**Stated problem:**
Repeat all of the records verbatim.

**Source records:**

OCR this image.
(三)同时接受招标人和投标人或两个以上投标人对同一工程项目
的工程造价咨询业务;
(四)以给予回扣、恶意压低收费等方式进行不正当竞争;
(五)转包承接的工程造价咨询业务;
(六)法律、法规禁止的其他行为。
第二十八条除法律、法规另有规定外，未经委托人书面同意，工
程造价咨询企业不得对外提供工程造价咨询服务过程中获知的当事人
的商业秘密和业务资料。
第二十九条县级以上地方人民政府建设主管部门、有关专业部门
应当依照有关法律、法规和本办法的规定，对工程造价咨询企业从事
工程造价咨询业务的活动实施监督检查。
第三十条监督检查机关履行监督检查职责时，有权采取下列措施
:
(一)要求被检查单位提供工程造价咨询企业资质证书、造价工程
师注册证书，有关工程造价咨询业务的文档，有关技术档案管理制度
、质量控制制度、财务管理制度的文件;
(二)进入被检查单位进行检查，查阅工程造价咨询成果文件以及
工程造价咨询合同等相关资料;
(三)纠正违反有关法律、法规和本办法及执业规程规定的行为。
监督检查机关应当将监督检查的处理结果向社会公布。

**Answer:**
OCR this image.
(三)同时接受招标人和投标人或两个以上投标人对同一工程项目
的工程造价咨询业务;
(四)以给予回扣、恶意压低收费等方式进行不正当竞争;
(五)转包承接的工程造价咨询业务;
(六)法律、法规禁止的其他行为。
第二十八条除法律、法规另有规定外，未经委托人书面同意，工
程造价咨询企业不得对外提供工程造价咨询服务过程中获知的当事人
的商业秘密和业务资料。
第二十九条县级以上地方人民政府建设主管部门、有关专业部门
应当依照有关法律、法规和本办法的规定，对工程造价咨询企业从事
工程造价咨询业务的活动实施监督检查。
第三十条监督检查机关履行监督检查职责时，有权采取下列措施
:
(一)要求被检查单位提供工程造价咨询企业资质证书、造价工程
师注册证书，有关工程造价咨询业务的文档，有关技术档案管理制度
、质量控制制度、财务管理制度的文件;
(二)进入被检查单位进行检查，查阅工程造价咨询成果文件以及
工程造价咨询合同等相关资料;
(三)纠正违反有关法律、法规和本办法及执业规程规定的行为。
监督检查机关应当将监督检查的处理结果向社会公布。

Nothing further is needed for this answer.